» WHAT IS NEEDED
Find each line in the records below that contains the string "pacific" and copy those lines out in full.

(Layout region records)
------------------------------------------------------------------------

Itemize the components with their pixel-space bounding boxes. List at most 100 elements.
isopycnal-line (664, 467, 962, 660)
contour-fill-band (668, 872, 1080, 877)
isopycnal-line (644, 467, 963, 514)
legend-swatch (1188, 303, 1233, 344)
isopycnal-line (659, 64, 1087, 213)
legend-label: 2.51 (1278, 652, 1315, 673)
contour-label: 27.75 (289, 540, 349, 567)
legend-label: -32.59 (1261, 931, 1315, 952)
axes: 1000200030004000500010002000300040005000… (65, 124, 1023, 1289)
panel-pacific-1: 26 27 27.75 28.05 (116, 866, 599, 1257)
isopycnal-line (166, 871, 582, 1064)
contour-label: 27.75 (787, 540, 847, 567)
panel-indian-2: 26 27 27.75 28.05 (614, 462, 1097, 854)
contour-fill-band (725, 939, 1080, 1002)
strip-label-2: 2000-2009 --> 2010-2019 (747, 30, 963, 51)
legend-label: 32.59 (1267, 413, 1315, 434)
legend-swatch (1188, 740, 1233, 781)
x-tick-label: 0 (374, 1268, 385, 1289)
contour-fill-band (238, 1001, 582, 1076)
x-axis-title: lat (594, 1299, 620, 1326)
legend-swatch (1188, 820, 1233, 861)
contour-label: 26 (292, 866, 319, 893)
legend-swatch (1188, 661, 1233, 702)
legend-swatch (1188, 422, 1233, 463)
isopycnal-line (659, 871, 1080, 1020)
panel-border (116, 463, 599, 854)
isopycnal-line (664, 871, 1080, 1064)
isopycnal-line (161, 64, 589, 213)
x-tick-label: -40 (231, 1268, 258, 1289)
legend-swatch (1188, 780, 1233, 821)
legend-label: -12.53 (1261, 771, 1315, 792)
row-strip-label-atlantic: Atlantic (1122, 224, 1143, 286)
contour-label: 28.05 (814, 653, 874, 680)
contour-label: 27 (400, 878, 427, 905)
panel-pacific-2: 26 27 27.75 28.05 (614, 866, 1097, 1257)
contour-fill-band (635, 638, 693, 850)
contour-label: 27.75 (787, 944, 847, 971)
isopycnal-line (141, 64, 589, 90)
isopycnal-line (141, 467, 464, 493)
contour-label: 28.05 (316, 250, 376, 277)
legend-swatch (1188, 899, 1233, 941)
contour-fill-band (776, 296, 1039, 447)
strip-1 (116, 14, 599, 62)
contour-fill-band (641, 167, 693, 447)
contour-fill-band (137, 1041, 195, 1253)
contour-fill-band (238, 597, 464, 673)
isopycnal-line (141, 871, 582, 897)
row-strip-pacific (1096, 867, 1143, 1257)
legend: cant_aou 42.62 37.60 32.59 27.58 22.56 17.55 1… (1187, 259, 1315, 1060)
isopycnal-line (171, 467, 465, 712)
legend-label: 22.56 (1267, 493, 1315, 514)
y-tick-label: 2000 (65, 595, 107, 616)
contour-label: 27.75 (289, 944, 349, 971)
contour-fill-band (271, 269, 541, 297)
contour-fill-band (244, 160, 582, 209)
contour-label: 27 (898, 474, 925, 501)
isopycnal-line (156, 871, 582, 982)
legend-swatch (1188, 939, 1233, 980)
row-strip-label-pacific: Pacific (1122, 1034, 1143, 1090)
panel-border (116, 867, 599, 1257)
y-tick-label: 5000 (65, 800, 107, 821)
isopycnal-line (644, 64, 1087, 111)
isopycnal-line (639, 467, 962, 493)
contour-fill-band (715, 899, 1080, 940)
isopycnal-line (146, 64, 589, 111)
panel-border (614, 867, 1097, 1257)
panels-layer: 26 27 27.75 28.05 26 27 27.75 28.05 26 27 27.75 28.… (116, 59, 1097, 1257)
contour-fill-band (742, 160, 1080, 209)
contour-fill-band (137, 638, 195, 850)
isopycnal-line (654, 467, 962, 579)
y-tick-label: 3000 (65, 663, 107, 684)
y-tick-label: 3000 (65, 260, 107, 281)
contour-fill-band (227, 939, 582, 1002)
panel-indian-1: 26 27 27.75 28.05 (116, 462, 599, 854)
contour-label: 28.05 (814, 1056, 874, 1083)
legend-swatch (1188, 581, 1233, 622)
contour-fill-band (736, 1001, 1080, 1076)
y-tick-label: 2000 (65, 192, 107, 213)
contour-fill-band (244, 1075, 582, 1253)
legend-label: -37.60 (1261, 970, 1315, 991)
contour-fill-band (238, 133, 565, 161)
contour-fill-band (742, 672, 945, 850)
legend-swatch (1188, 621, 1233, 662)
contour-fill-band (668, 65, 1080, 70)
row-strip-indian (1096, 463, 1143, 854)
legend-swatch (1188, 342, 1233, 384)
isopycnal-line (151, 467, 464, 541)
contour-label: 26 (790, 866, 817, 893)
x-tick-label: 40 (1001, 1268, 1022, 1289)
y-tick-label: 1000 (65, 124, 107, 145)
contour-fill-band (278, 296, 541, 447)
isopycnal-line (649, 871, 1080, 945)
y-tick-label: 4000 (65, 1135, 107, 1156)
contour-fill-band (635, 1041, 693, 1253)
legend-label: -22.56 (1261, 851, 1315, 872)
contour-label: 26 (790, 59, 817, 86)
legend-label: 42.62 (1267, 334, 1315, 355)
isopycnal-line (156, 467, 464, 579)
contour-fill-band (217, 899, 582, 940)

------------------------------------------------------------------------

» SOLVED EXERCISE
panel-pacific-1: 26 27 27.75 28.05 (116, 866, 599, 1257)
panel-pacific-2: 26 27 27.75 28.05 (614, 866, 1097, 1257)
row-strip-pacific (1096, 867, 1143, 1257)
row-strip-label-pacific: Pacific (1122, 1034, 1143, 1090)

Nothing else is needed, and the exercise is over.